Records from a collection:
########
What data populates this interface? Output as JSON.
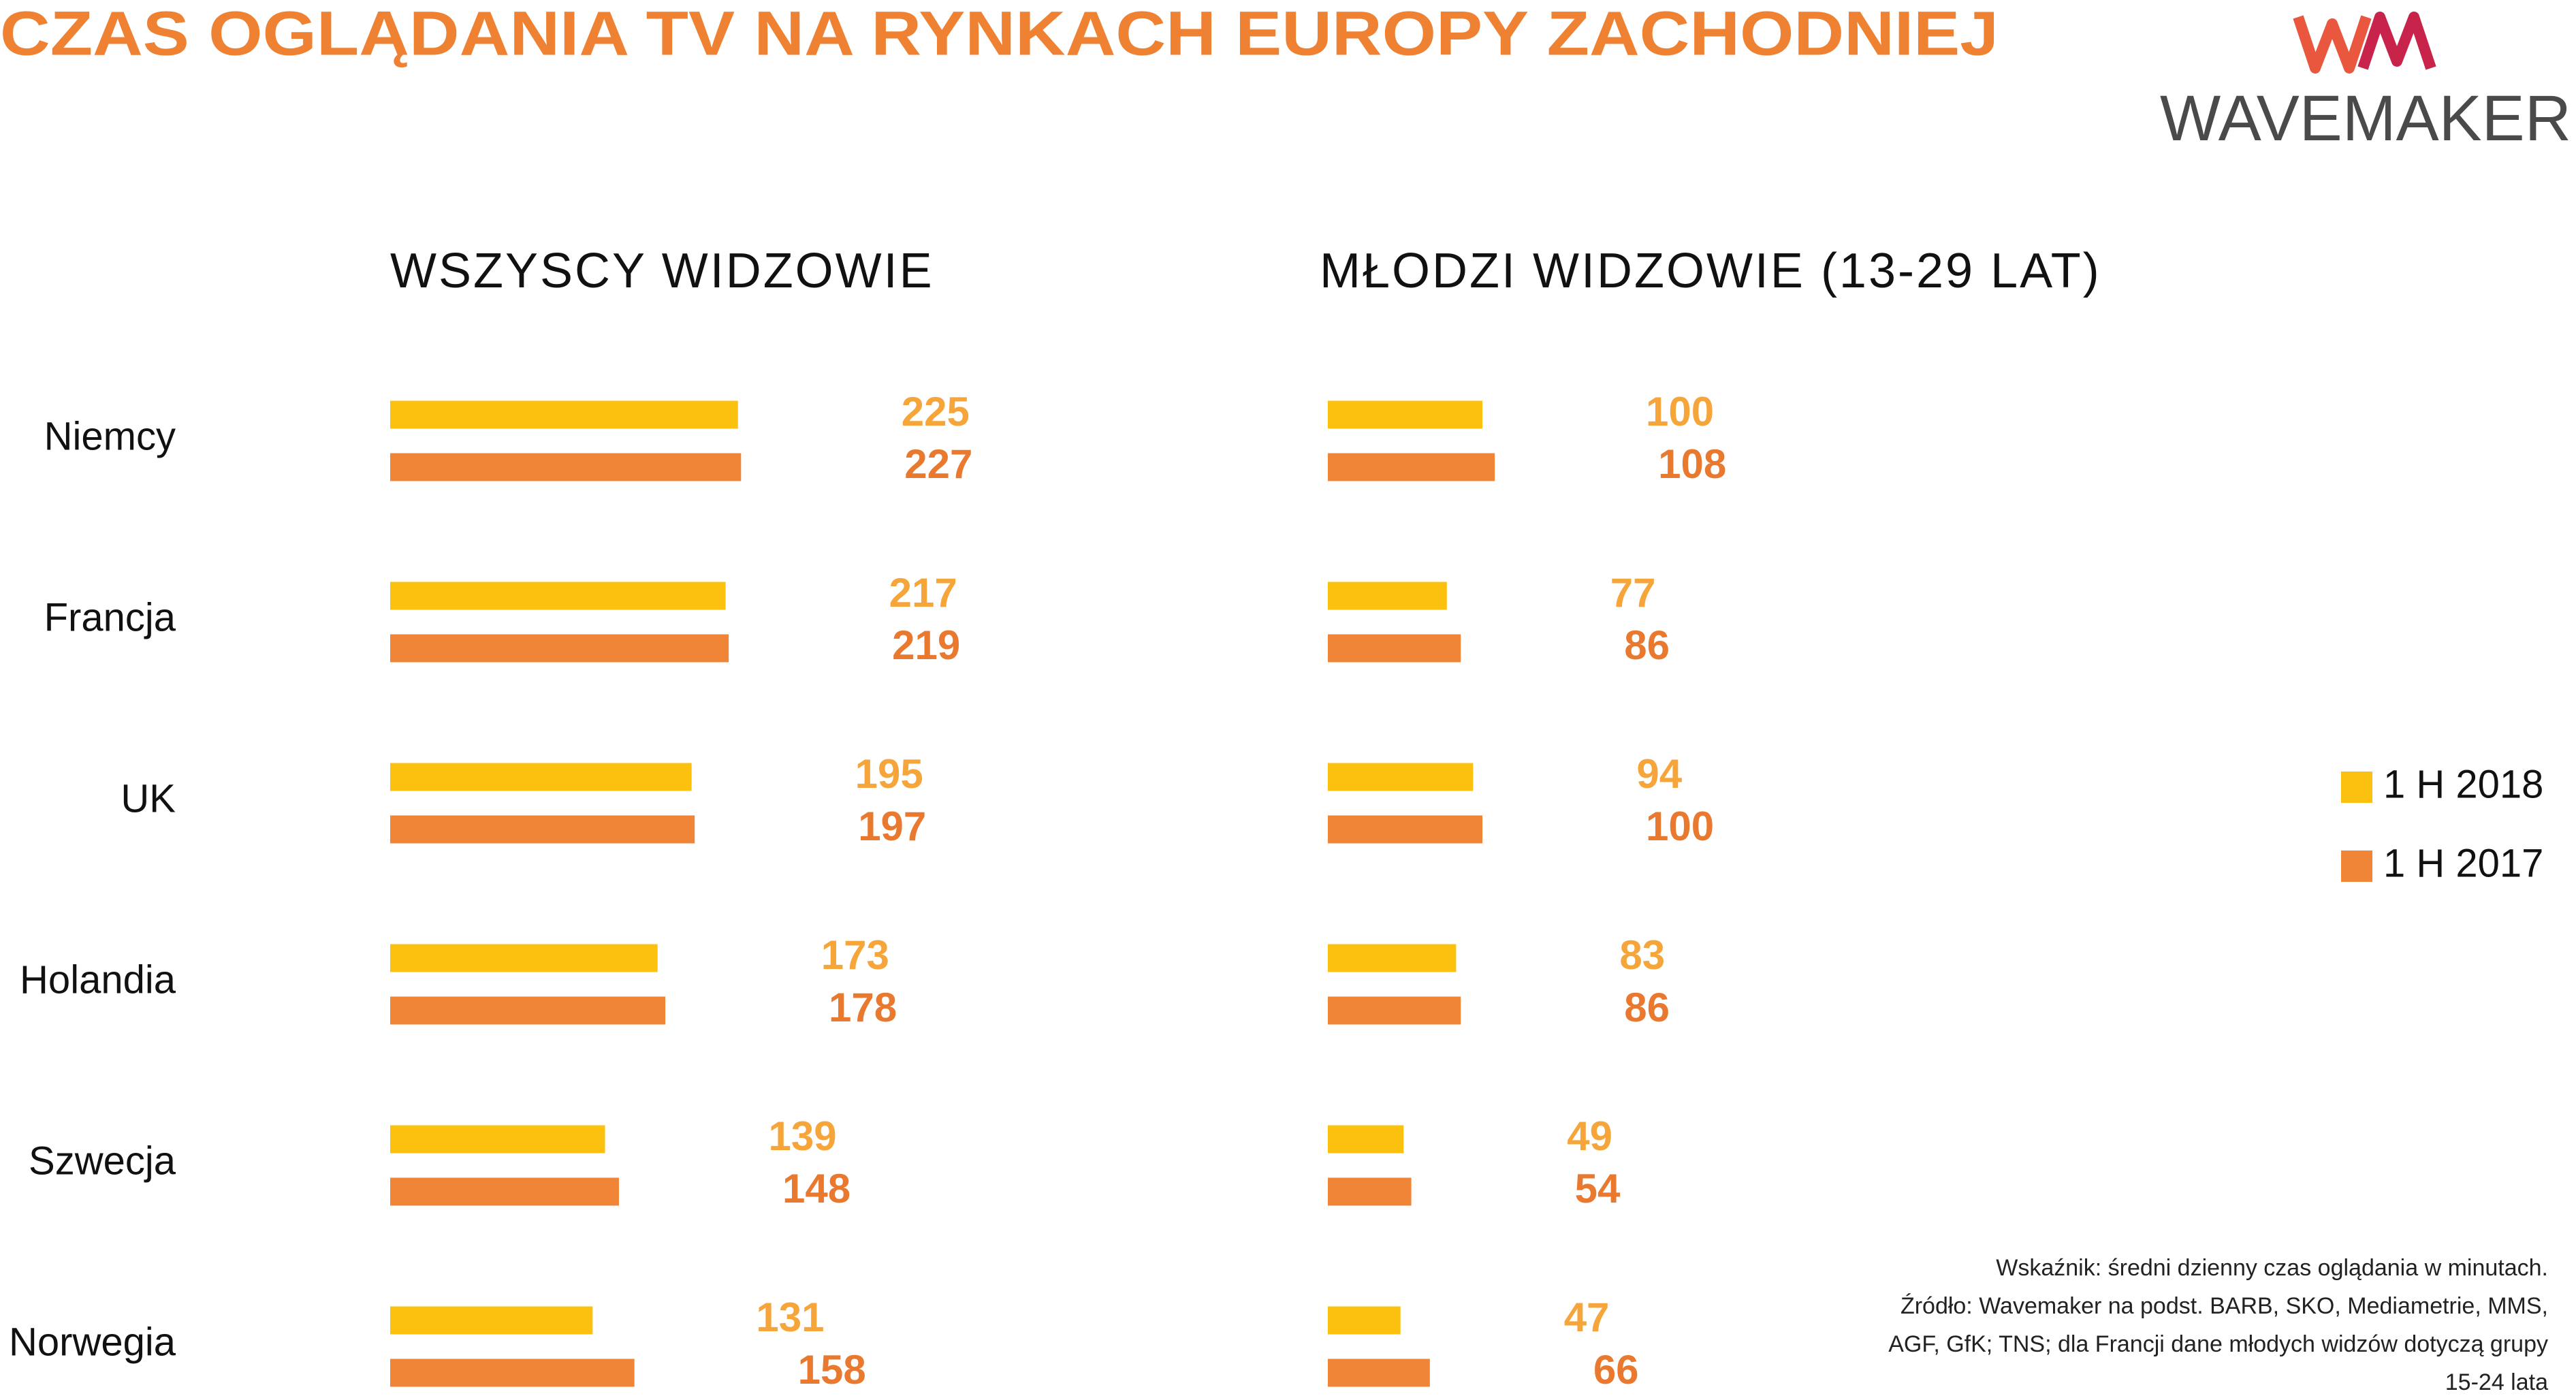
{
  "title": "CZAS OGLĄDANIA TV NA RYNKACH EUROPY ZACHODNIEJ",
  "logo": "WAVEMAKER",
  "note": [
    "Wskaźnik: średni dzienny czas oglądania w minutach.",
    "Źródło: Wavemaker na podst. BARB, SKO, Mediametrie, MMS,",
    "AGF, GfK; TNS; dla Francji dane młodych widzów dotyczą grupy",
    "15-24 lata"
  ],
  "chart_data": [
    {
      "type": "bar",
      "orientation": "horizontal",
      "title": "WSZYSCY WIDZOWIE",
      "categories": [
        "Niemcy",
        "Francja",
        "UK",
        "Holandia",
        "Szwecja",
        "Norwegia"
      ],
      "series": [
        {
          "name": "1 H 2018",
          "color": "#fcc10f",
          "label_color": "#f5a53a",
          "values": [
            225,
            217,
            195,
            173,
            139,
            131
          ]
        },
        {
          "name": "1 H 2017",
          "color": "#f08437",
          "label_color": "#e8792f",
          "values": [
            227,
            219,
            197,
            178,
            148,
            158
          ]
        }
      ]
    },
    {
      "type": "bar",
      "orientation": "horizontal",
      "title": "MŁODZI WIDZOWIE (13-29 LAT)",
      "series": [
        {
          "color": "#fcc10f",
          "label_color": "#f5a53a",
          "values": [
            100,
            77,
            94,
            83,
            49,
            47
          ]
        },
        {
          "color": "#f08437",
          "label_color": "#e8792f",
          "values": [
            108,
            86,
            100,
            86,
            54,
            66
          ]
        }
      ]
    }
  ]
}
########
What the task asks:
Which lines include "title"? Copy each of them out.

Final result:
  "title": "CZAS OGLĄDANIA TV NA RYNKACH EUROPY ZACHODNIEJ",
      "title": "WSZYSCY WIDZOWIE",
      "title": "MŁODZI WIDZOWIE (13-29 LAT)",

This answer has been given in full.